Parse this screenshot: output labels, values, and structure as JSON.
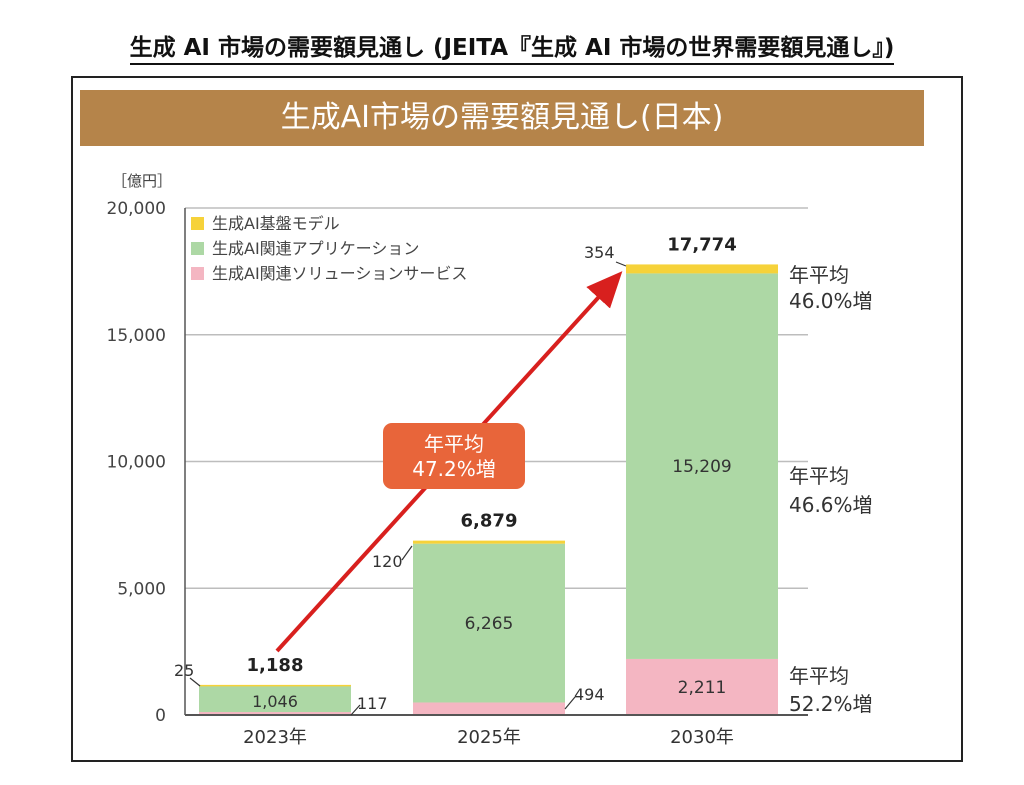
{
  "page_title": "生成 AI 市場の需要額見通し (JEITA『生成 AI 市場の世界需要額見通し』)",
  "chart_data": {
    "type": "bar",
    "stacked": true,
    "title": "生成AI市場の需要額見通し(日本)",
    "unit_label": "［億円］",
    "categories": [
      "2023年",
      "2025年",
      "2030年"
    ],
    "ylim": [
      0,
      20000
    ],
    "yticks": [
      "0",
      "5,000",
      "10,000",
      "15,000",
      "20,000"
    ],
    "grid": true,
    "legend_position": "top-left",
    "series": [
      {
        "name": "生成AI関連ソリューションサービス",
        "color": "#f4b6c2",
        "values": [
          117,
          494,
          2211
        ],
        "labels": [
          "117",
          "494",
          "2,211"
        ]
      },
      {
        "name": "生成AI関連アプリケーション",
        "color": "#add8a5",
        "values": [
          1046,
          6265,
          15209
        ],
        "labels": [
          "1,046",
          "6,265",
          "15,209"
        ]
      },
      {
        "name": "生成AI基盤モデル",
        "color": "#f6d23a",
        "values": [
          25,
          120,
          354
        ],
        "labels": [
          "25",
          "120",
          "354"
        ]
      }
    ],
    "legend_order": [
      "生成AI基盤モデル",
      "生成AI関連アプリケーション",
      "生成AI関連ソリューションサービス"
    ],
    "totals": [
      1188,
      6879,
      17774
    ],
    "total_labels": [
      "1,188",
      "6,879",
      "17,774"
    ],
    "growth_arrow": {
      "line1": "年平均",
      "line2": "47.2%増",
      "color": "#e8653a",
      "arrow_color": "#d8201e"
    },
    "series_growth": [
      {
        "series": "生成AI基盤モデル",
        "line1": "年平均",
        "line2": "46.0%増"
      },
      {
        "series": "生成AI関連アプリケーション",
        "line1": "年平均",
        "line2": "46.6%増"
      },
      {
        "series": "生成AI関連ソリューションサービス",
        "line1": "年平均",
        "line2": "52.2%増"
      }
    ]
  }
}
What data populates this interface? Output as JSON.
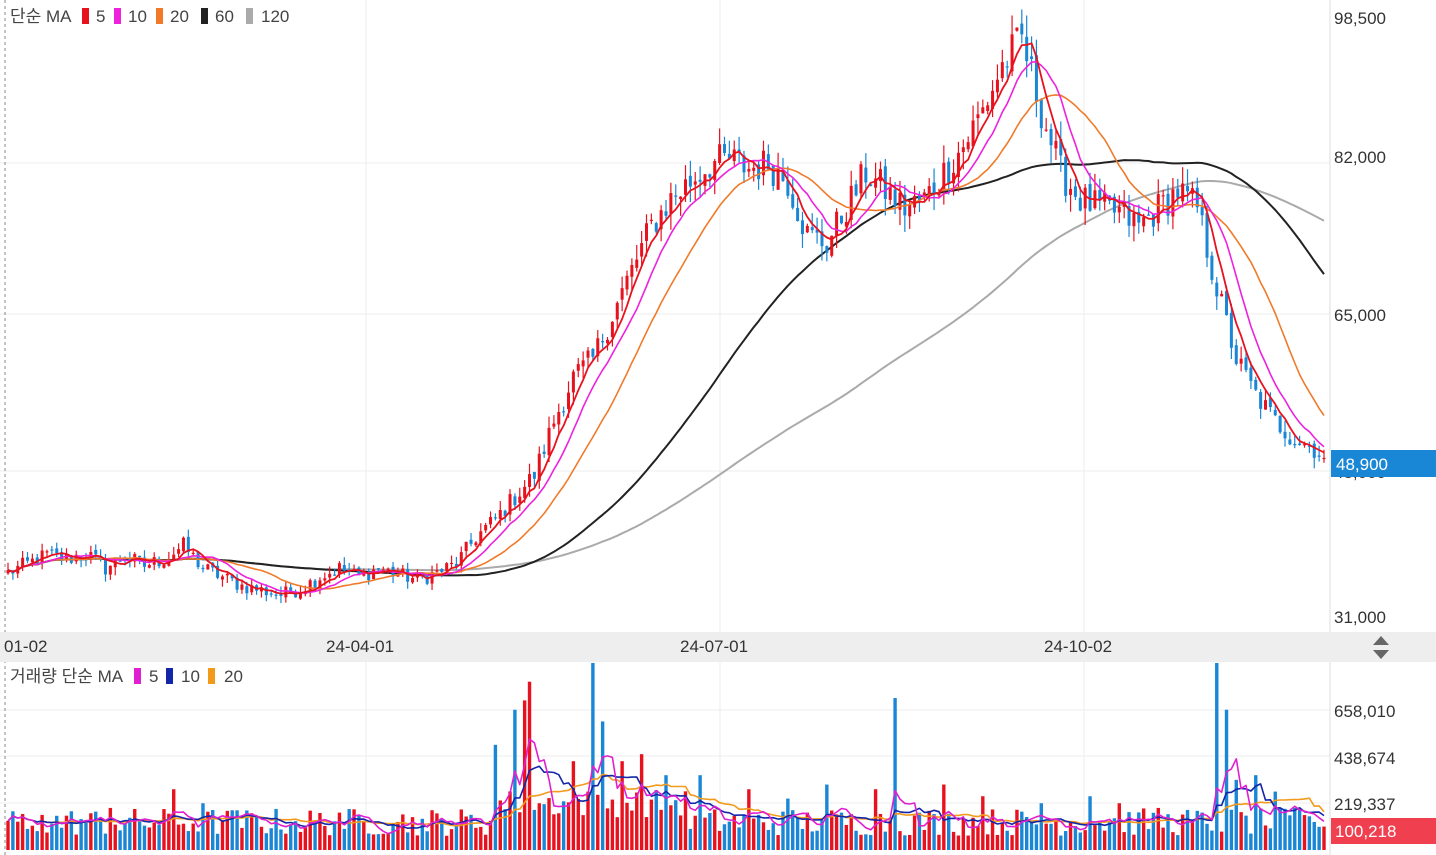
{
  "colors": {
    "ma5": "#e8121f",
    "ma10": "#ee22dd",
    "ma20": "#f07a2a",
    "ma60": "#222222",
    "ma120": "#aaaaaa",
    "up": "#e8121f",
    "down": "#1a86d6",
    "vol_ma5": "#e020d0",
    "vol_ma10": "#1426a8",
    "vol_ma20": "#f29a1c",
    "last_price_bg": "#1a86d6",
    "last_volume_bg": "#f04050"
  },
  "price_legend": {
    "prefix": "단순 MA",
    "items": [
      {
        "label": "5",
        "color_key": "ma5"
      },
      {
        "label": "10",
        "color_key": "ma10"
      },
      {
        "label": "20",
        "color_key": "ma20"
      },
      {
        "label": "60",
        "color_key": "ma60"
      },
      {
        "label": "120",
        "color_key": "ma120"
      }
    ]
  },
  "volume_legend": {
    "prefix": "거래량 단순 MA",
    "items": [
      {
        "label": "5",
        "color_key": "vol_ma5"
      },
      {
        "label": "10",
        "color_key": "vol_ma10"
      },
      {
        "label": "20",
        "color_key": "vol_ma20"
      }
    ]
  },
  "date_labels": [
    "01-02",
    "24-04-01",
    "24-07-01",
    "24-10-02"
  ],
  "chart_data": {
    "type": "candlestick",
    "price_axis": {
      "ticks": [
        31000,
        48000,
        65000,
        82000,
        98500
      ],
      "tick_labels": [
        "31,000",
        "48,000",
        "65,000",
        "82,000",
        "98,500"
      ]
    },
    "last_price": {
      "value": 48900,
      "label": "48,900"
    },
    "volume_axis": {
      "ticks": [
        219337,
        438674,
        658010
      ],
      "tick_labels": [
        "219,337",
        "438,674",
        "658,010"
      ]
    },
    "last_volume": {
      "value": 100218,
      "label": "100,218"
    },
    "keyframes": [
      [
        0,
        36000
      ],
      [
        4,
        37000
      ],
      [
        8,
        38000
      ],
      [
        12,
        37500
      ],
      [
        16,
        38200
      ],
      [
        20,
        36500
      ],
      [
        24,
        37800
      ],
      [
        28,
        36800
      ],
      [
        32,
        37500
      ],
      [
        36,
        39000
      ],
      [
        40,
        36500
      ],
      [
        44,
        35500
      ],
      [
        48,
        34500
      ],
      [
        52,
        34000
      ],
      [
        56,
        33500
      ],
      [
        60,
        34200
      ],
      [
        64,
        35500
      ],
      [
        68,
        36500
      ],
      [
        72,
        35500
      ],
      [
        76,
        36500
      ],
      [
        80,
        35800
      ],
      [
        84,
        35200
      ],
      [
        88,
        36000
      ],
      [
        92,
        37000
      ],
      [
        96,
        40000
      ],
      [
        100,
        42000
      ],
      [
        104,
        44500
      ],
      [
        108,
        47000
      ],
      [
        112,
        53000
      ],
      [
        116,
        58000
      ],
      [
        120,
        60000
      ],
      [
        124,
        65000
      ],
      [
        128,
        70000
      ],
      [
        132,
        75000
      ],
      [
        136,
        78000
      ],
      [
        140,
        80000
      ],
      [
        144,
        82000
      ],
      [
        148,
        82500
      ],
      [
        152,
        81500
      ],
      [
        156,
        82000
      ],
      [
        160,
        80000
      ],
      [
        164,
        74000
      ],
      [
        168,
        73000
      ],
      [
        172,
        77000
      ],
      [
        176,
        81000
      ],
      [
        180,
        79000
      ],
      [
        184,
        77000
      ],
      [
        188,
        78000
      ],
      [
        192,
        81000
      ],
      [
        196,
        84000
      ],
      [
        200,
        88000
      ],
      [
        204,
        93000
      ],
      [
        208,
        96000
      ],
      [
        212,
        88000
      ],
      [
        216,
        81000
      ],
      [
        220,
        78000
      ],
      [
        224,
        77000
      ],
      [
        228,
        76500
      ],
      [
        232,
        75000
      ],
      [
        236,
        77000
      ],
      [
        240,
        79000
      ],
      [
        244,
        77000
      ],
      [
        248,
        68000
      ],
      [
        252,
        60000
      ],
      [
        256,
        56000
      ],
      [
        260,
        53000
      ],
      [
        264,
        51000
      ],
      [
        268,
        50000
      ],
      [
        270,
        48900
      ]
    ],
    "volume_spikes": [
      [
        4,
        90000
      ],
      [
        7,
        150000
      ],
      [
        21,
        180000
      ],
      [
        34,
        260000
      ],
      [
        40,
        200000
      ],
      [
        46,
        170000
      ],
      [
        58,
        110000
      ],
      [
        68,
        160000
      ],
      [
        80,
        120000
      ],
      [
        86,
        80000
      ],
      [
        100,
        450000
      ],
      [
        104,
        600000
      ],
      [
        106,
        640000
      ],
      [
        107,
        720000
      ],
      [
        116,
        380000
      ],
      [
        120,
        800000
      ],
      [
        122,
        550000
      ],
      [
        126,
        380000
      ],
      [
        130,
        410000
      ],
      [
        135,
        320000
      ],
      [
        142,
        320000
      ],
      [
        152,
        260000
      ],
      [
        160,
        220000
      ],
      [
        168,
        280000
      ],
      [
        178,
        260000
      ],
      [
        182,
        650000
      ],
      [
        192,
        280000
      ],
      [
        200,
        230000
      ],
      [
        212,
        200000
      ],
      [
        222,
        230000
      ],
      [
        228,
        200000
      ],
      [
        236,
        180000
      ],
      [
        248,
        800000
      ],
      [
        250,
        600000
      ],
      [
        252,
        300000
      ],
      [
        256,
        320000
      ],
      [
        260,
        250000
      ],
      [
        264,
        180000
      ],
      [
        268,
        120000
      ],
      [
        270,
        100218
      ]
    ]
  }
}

EXERCISE AIM: Retype all entries exactly as they appear, dropping the images.

THE OUTPUT:
Parse this screenshot: output labels, values, and structure as JSON.
{
  "page_title": "生成 AI 市場の需要額見通し (JEITA『生成 AI 市場の世界需要額見通し』)",
  "chart_data": {
    "type": "bar",
    "stacked": true,
    "title": "生成AI市場の需要額見通し(日本)",
    "unit_label": "［億円］",
    "categories": [
      "2023年",
      "2025年",
      "2030年"
    ],
    "ylim": [
      0,
      20000
    ],
    "yticks": [
      "0",
      "5,000",
      "10,000",
      "15,000",
      "20,000"
    ],
    "grid": true,
    "legend_position": "top-left",
    "series": [
      {
        "name": "生成AI関連ソリューションサービス",
        "color": "#f4b6c2",
        "values": [
          117,
          494,
          2211
        ],
        "labels": [
          "117",
          "494",
          "2,211"
        ]
      },
      {
        "name": "生成AI関連アプリケーション",
        "color": "#add8a5",
        "values": [
          1046,
          6265,
          15209
        ],
        "labels": [
          "1,046",
          "6,265",
          "15,209"
        ]
      },
      {
        "name": "生成AI基盤モデル",
        "color": "#f6d23a",
        "values": [
          25,
          120,
          354
        ],
        "labels": [
          "25",
          "120",
          "354"
        ]
      }
    ],
    "legend_order": [
      "生成AI基盤モデル",
      "生成AI関連アプリケーション",
      "生成AI関連ソリューションサービス"
    ],
    "totals": [
      1188,
      6879,
      17774
    ],
    "total_labels": [
      "1,188",
      "6,879",
      "17,774"
    ],
    "growth_arrow": {
      "line1": "年平均",
      "line2": "47.2%増",
      "color": "#e8653a",
      "arrow_color": "#d8201e"
    },
    "series_growth": [
      {
        "series": "生成AI基盤モデル",
        "line1": "年平均",
        "line2": "46.0%増"
      },
      {
        "series": "生成AI関連アプリケーション",
        "line1": "年平均",
        "line2": "46.6%増"
      },
      {
        "series": "生成AI関連ソリューションサービス",
        "line1": "年平均",
        "line2": "52.2%増"
      }
    ]
  }
}
What data populates this interface? Output as JSON.
{
  "colors": {
    "ma5": "#e8121f",
    "ma10": "#ee22dd",
    "ma20": "#f07a2a",
    "ma60": "#222222",
    "ma120": "#aaaaaa",
    "up": "#e8121f",
    "down": "#1a86d6",
    "vol_ma5": "#e020d0",
    "vol_ma10": "#1426a8",
    "vol_ma20": "#f29a1c",
    "last_price_bg": "#1a86d6",
    "last_volume_bg": "#f04050"
  },
  "price_legend": {
    "prefix": "단순 MA",
    "items": [
      {
        "label": "5",
        "color_key": "ma5"
      },
      {
        "label": "10",
        "color_key": "ma10"
      },
      {
        "label": "20",
        "color_key": "ma20"
      },
      {
        "label": "60",
        "color_key": "ma60"
      },
      {
        "label": "120",
        "color_key": "ma120"
      }
    ]
  },
  "volume_legend": {
    "prefix": "거래량 단순 MA",
    "items": [
      {
        "label": "5",
        "color_key": "vol_ma5"
      },
      {
        "label": "10",
        "color_key": "vol_ma10"
      },
      {
        "label": "20",
        "color_key": "vol_ma20"
      }
    ]
  },
  "date_labels": [
    "01-02",
    "24-04-01",
    "24-07-01",
    "24-10-02"
  ],
  "chart_data": {
    "type": "candlestick",
    "price_axis": {
      "ticks": [
        31000,
        48000,
        65000,
        82000,
        98500
      ],
      "tick_labels": [
        "31,000",
        "48,000",
        "65,000",
        "82,000",
        "98,500"
      ]
    },
    "last_price": {
      "value": 48900,
      "label": "48,900"
    },
    "volume_axis": {
      "ticks": [
        219337,
        438674,
        658010
      ],
      "tick_labels": [
        "219,337",
        "438,674",
        "658,010"
      ]
    },
    "last_volume": {
      "value": 100218,
      "label": "100,218"
    },
    "keyframes": [
      [
        0,
        36000
      ],
      [
        4,
        37000
      ],
      [
        8,
        38000
      ],
      [
        12,
        37500
      ],
      [
        16,
        38200
      ],
      [
        20,
        36500
      ],
      [
        24,
        37800
      ],
      [
        28,
        36800
      ],
      [
        32,
        37500
      ],
      [
        36,
        39000
      ],
      [
        40,
        36500
      ],
      [
        44,
        35500
      ],
      [
        48,
        34500
      ],
      [
        52,
        34000
      ],
      [
        56,
        33500
      ],
      [
        60,
        34200
      ],
      [
        64,
        35500
      ],
      [
        68,
        36500
      ],
      [
        72,
        35500
      ],
      [
        76,
        36500
      ],
      [
        80,
        35800
      ],
      [
        84,
        35200
      ],
      [
        88,
        36000
      ],
      [
        92,
        37000
      ],
      [
        96,
        40000
      ],
      [
        100,
        42000
      ],
      [
        104,
        44500
      ],
      [
        108,
        47000
      ],
      [
        112,
        53000
      ],
      [
        116,
        58000
      ],
      [
        120,
        60000
      ],
      [
        124,
        65000
      ],
      [
        128,
        70000
      ],
      [
        132,
        75000
      ],
      [
        136,
        78000
      ],
      [
        140,
        80000
      ],
      [
        144,
        82000
      ],
      [
        148,
        82500
      ],
      [
        152,
        81500
      ],
      [
        156,
        82000
      ],
      [
        160,
        80000
      ],
      [
        164,
        74000
      ],
      [
        168,
        73000
      ],
      [
        172,
        77000
      ],
      [
        176,
        81000
      ],
      [
        180,
        79000
      ],
      [
        184,
        77000
      ],
      [
        188,
        78000
      ],
      [
        192,
        81000
      ],
      [
        196,
        84000
      ],
      [
        200,
        88000
      ],
      [
        204,
        93000
      ],
      [
        208,
        96000
      ],
      [
        212,
        88000
      ],
      [
        216,
        81000
      ],
      [
        220,
        78000
      ],
      [
        224,
        77000
      ],
      [
        228,
        76500
      ],
      [
        232,
        75000
      ],
      [
        236,
        77000
      ],
      [
        240,
        79000
      ],
      [
        244,
        77000
      ],
      [
        248,
        68000
      ],
      [
        252,
        60000
      ],
      [
        256,
        56000
      ],
      [
        260,
        53000
      ],
      [
        264,
        51000
      ],
      [
        268,
        50000
      ],
      [
        270,
        48900
      ]
    ],
    "volume_spikes": [
      [
        4,
        90000
      ],
      [
        7,
        150000
      ],
      [
        21,
        180000
      ],
      [
        34,
        260000
      ],
      [
        40,
        200000
      ],
      [
        46,
        170000
      ],
      [
        58,
        110000
      ],
      [
        68,
        160000
      ],
      [
        80,
        120000
      ],
      [
        86,
        80000
      ],
      [
        100,
        450000
      ],
      [
        104,
        600000
      ],
      [
        106,
        640000
      ],
      [
        107,
        720000
      ],
      [
        116,
        380000
      ],
      [
        120,
        800000
      ],
      [
        122,
        550000
      ],
      [
        126,
        380000
      ],
      [
        130,
        410000
      ],
      [
        135,
        320000
      ],
      [
        142,
        320000
      ],
      [
        152,
        260000
      ],
      [
        160,
        220000
      ],
      [
        168,
        280000
      ],
      [
        178,
        260000
      ],
      [
        182,
        650000
      ],
      [
        192,
        280000
      ],
      [
        200,
        230000
      ],
      [
        212,
        200000
      ],
      [
        222,
        230000
      ],
      [
        228,
        200000
      ],
      [
        236,
        180000
      ],
      [
        248,
        800000
      ],
      [
        250,
        600000
      ],
      [
        252,
        300000
      ],
      [
        256,
        320000
      ],
      [
        260,
        250000
      ],
      [
        264,
        180000
      ],
      [
        268,
        120000
      ],
      [
        270,
        100218
      ]
    ]
  }
}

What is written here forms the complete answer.